Records from a collection of figures:
════

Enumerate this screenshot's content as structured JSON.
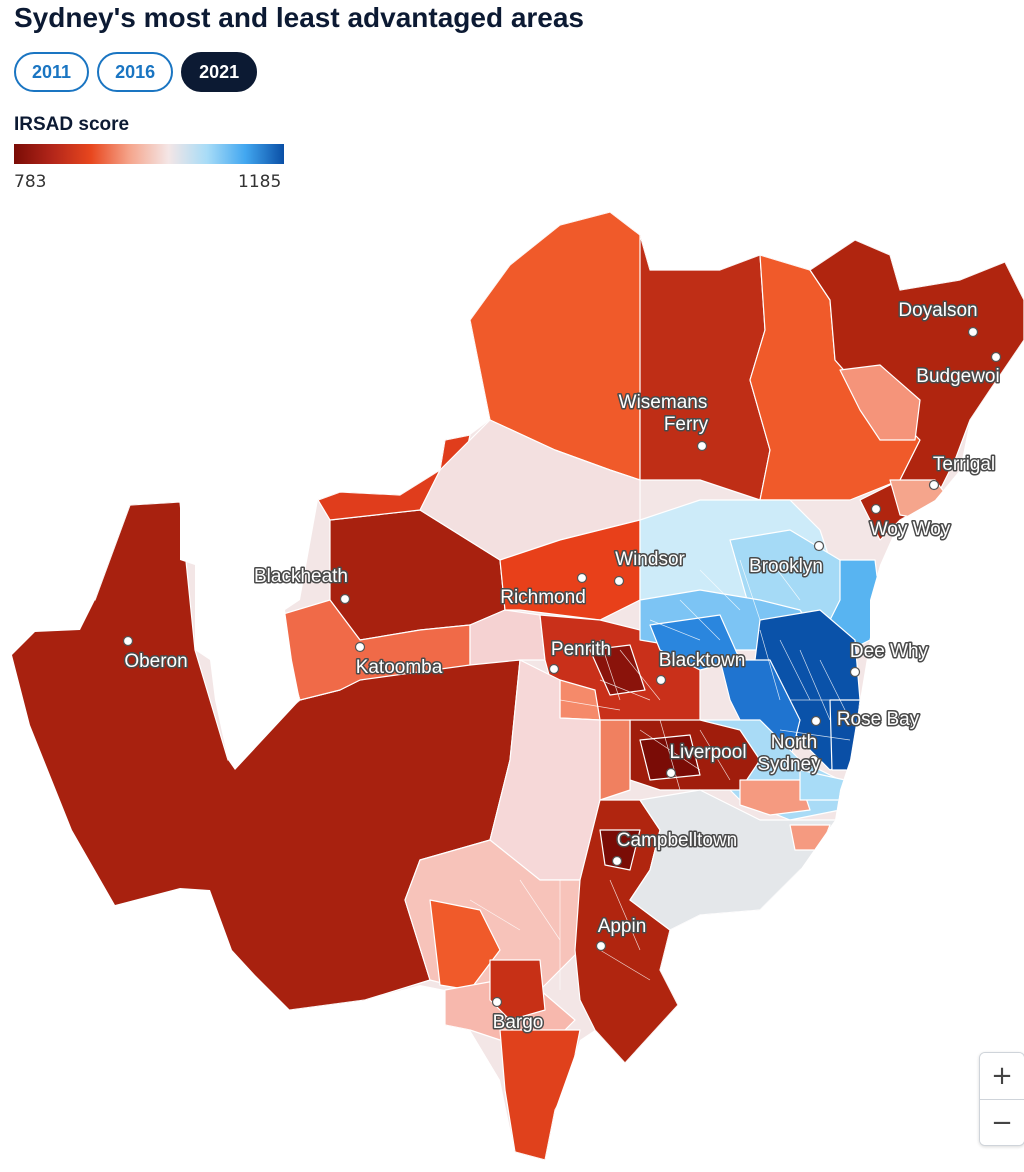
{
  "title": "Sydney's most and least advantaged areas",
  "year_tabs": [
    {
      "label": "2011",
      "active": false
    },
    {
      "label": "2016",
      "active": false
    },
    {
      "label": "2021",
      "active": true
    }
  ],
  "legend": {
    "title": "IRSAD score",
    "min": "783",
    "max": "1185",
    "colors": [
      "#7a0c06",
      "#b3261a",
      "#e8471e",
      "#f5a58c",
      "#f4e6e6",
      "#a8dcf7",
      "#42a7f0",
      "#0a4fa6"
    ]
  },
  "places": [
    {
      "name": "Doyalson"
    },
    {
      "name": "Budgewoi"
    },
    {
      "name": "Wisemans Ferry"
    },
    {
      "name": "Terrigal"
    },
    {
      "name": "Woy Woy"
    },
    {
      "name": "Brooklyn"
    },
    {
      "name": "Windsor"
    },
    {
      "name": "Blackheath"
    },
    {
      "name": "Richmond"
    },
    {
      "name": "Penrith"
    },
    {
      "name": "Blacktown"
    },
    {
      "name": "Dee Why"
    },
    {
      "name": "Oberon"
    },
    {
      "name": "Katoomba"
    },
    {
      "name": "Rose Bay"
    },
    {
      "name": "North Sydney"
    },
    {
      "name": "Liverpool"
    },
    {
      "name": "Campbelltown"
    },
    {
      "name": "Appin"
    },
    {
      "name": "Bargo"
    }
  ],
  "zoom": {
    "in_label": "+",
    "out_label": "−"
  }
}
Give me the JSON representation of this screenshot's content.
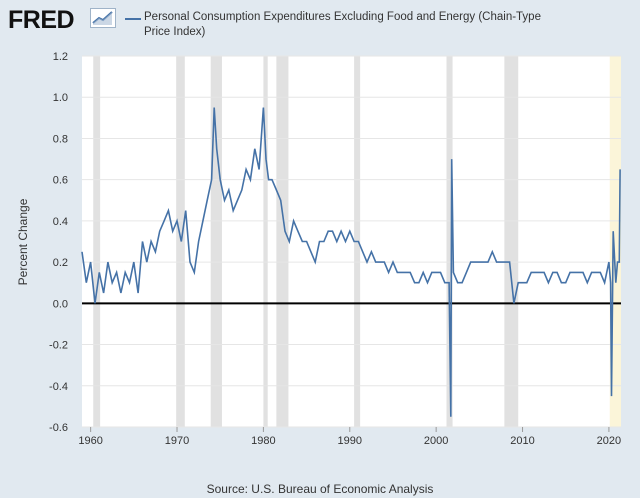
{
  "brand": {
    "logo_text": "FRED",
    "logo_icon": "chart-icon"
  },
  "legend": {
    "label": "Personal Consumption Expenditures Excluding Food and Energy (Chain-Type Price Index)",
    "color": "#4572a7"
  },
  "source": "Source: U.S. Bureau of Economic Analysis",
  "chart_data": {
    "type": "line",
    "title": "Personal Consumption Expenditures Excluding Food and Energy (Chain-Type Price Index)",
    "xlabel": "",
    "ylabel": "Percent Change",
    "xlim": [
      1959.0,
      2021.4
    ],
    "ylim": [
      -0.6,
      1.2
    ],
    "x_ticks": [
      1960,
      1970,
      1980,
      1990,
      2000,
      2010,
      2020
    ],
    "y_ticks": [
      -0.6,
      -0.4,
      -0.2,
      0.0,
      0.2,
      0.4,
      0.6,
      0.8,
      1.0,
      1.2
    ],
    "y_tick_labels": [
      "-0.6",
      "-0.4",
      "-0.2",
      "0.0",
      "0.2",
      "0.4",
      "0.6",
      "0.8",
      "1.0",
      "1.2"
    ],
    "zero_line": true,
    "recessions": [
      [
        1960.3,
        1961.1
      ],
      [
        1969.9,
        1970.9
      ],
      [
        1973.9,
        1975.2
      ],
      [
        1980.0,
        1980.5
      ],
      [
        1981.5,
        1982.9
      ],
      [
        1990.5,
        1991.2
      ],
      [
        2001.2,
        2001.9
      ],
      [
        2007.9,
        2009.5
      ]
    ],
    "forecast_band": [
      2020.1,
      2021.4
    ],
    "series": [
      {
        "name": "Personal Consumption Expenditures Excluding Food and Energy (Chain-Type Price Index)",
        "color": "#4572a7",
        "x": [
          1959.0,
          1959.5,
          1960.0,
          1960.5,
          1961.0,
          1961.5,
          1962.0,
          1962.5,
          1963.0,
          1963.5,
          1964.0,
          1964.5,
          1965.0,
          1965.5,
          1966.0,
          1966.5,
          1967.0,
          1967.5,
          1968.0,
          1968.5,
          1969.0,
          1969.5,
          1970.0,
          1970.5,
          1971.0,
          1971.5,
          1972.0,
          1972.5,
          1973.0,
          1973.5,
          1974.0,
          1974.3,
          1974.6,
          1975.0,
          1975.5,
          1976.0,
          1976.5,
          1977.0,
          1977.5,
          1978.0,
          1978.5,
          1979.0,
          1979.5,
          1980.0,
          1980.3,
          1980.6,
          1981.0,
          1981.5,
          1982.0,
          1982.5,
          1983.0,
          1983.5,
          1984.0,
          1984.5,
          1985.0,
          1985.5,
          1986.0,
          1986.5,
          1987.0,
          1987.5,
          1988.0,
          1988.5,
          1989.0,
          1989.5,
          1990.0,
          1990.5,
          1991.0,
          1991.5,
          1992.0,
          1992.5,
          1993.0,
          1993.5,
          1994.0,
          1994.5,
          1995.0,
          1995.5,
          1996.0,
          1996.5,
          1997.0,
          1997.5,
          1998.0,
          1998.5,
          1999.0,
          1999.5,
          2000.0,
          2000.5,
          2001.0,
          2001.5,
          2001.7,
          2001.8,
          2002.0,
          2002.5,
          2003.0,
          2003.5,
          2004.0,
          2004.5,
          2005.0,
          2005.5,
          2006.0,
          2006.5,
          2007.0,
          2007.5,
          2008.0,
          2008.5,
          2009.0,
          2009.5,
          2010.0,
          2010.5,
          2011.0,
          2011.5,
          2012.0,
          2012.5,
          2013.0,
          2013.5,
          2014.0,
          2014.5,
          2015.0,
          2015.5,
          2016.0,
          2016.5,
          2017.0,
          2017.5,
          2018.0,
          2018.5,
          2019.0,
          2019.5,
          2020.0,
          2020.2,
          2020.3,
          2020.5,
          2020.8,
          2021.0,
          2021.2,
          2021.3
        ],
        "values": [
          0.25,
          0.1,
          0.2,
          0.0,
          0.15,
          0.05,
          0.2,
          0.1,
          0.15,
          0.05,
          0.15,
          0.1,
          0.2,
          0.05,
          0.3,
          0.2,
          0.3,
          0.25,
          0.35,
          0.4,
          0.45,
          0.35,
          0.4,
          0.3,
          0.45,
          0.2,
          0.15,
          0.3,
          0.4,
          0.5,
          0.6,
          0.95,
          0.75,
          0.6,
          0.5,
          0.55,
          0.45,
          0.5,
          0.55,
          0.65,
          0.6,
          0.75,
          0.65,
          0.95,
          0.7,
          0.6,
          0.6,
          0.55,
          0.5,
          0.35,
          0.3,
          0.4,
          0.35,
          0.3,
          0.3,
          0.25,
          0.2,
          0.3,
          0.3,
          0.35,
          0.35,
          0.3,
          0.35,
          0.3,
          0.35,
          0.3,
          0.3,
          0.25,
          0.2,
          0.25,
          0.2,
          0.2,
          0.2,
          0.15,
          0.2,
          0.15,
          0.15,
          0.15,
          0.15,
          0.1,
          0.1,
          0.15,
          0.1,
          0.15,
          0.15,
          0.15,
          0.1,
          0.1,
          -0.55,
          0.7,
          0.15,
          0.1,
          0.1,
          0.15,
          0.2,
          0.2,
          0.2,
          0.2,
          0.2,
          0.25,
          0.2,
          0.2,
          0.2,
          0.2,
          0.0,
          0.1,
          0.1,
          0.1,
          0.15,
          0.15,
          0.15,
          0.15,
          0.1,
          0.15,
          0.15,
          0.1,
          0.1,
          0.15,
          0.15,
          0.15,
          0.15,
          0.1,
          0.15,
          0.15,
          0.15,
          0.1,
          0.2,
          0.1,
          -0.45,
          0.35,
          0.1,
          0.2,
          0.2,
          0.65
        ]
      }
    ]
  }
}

════

WHAT YOU SHOULD DO
Restate the records word for word, omitting images.

EXPECTED ANSWER
Enumerate this screenshot's content as structured JSON.
{
  "title": "Sydney's most and least advantaged areas",
  "year_tabs": [
    {
      "label": "2011",
      "active": false
    },
    {
      "label": "2016",
      "active": false
    },
    {
      "label": "2021",
      "active": true
    }
  ],
  "legend": {
    "title": "IRSAD score",
    "min": "783",
    "max": "1185",
    "colors": [
      "#7a0c06",
      "#b3261a",
      "#e8471e",
      "#f5a58c",
      "#f4e6e6",
      "#a8dcf7",
      "#42a7f0",
      "#0a4fa6"
    ]
  },
  "places": [
    {
      "name": "Doyalson"
    },
    {
      "name": "Budgewoi"
    },
    {
      "name": "Wisemans Ferry"
    },
    {
      "name": "Terrigal"
    },
    {
      "name": "Woy Woy"
    },
    {
      "name": "Brooklyn"
    },
    {
      "name": "Windsor"
    },
    {
      "name": "Blackheath"
    },
    {
      "name": "Richmond"
    },
    {
      "name": "Penrith"
    },
    {
      "name": "Blacktown"
    },
    {
      "name": "Dee Why"
    },
    {
      "name": "Oberon"
    },
    {
      "name": "Katoomba"
    },
    {
      "name": "Rose Bay"
    },
    {
      "name": "North Sydney"
    },
    {
      "name": "Liverpool"
    },
    {
      "name": "Campbelltown"
    },
    {
      "name": "Appin"
    },
    {
      "name": "Bargo"
    }
  ],
  "zoom": {
    "in_label": "+",
    "out_label": "−"
  }
}
Give me the JSON representation of this screenshot's content.
{
  "brand": {
    "logo_text": "FRED",
    "logo_icon": "chart-icon"
  },
  "legend": {
    "label": "Personal Consumption Expenditures Excluding Food and Energy (Chain-Type Price Index)",
    "color": "#4572a7"
  },
  "source": "Source: U.S. Bureau of Economic Analysis",
  "chart_data": {
    "type": "line",
    "title": "Personal Consumption Expenditures Excluding Food and Energy (Chain-Type Price Index)",
    "xlabel": "",
    "ylabel": "Percent Change",
    "xlim": [
      1959.0,
      2021.4
    ],
    "ylim": [
      -0.6,
      1.2
    ],
    "x_ticks": [
      1960,
      1970,
      1980,
      1990,
      2000,
      2010,
      2020
    ],
    "y_ticks": [
      -0.6,
      -0.4,
      -0.2,
      0.0,
      0.2,
      0.4,
      0.6,
      0.8,
      1.0,
      1.2
    ],
    "y_tick_labels": [
      "-0.6",
      "-0.4",
      "-0.2",
      "0.0",
      "0.2",
      "0.4",
      "0.6",
      "0.8",
      "1.0",
      "1.2"
    ],
    "zero_line": true,
    "recessions": [
      [
        1960.3,
        1961.1
      ],
      [
        1969.9,
        1970.9
      ],
      [
        1973.9,
        1975.2
      ],
      [
        1980.0,
        1980.5
      ],
      [
        1981.5,
        1982.9
      ],
      [
        1990.5,
        1991.2
      ],
      [
        2001.2,
        2001.9
      ],
      [
        2007.9,
        2009.5
      ]
    ],
    "forecast_band": [
      2020.1,
      2021.4
    ],
    "series": [
      {
        "name": "Personal Consumption Expenditures Excluding Food and Energy (Chain-Type Price Index)",
        "color": "#4572a7",
        "x": [
          1959.0,
          1959.5,
          1960.0,
          1960.5,
          1961.0,
          1961.5,
          1962.0,
          1962.5,
          1963.0,
          1963.5,
          1964.0,
          1964.5,
          1965.0,
          1965.5,
          1966.0,
          1966.5,
          1967.0,
          1967.5,
          1968.0,
          1968.5,
          1969.0,
          1969.5,
          1970.0,
          1970.5,
          1971.0,
          1971.5,
          1972.0,
          1972.5,
          1973.0,
          1973.5,
          1974.0,
          1974.3,
          1974.6,
          1975.0,
          1975.5,
          1976.0,
          1976.5,
          1977.0,
          1977.5,
          1978.0,
          1978.5,
          1979.0,
          1979.5,
          1980.0,
          1980.3,
          1980.6,
          1981.0,
          1981.5,
          1982.0,
          1982.5,
          1983.0,
          1983.5,
          1984.0,
          1984.5,
          1985.0,
          1985.5,
          1986.0,
          1986.5,
          1987.0,
          1987.5,
          1988.0,
          1988.5,
          1989.0,
          1989.5,
          1990.0,
          1990.5,
          1991.0,
          1991.5,
          1992.0,
          1992.5,
          1993.0,
          1993.5,
          1994.0,
          1994.5,
          1995.0,
          1995.5,
          1996.0,
          1996.5,
          1997.0,
          1997.5,
          1998.0,
          1998.5,
          1999.0,
          1999.5,
          2000.0,
          2000.5,
          2001.0,
          2001.5,
          2001.7,
          2001.8,
          2002.0,
          2002.5,
          2003.0,
          2003.5,
          2004.0,
          2004.5,
          2005.0,
          2005.5,
          2006.0,
          2006.5,
          2007.0,
          2007.5,
          2008.0,
          2008.5,
          2009.0,
          2009.5,
          2010.0,
          2010.5,
          2011.0,
          2011.5,
          2012.0,
          2012.5,
          2013.0,
          2013.5,
          2014.0,
          2014.5,
          2015.0,
          2015.5,
          2016.0,
          2016.5,
          2017.0,
          2017.5,
          2018.0,
          2018.5,
          2019.0,
          2019.5,
          2020.0,
          2020.2,
          2020.3,
          2020.5,
          2020.8,
          2021.0,
          2021.2,
          2021.3
        ],
        "values": [
          0.25,
          0.1,
          0.2,
          0.0,
          0.15,
          0.05,
          0.2,
          0.1,
          0.15,
          0.05,
          0.15,
          0.1,
          0.2,
          0.05,
          0.3,
          0.2,
          0.3,
          0.25,
          0.35,
          0.4,
          0.45,
          0.35,
          0.4,
          0.3,
          0.45,
          0.2,
          0.15,
          0.3,
          0.4,
          0.5,
          0.6,
          0.95,
          0.75,
          0.6,
          0.5,
          0.55,
          0.45,
          0.5,
          0.55,
          0.65,
          0.6,
          0.75,
          0.65,
          0.95,
          0.7,
          0.6,
          0.6,
          0.55,
          0.5,
          0.35,
          0.3,
          0.4,
          0.35,
          0.3,
          0.3,
          0.25,
          0.2,
          0.3,
          0.3,
          0.35,
          0.35,
          0.3,
          0.35,
          0.3,
          0.35,
          0.3,
          0.3,
          0.25,
          0.2,
          0.25,
          0.2,
          0.2,
          0.2,
          0.15,
          0.2,
          0.15,
          0.15,
          0.15,
          0.15,
          0.1,
          0.1,
          0.15,
          0.1,
          0.15,
          0.15,
          0.15,
          0.1,
          0.1,
          -0.55,
          0.7,
          0.15,
          0.1,
          0.1,
          0.15,
          0.2,
          0.2,
          0.2,
          0.2,
          0.2,
          0.25,
          0.2,
          0.2,
          0.2,
          0.2,
          0.0,
          0.1,
          0.1,
          0.1,
          0.15,
          0.15,
          0.15,
          0.15,
          0.1,
          0.15,
          0.15,
          0.1,
          0.1,
          0.15,
          0.15,
          0.15,
          0.15,
          0.1,
          0.15,
          0.15,
          0.15,
          0.1,
          0.2,
          0.1,
          -0.45,
          0.35,
          0.1,
          0.2,
          0.2,
          0.65
        ]
      }
    ]
  }
}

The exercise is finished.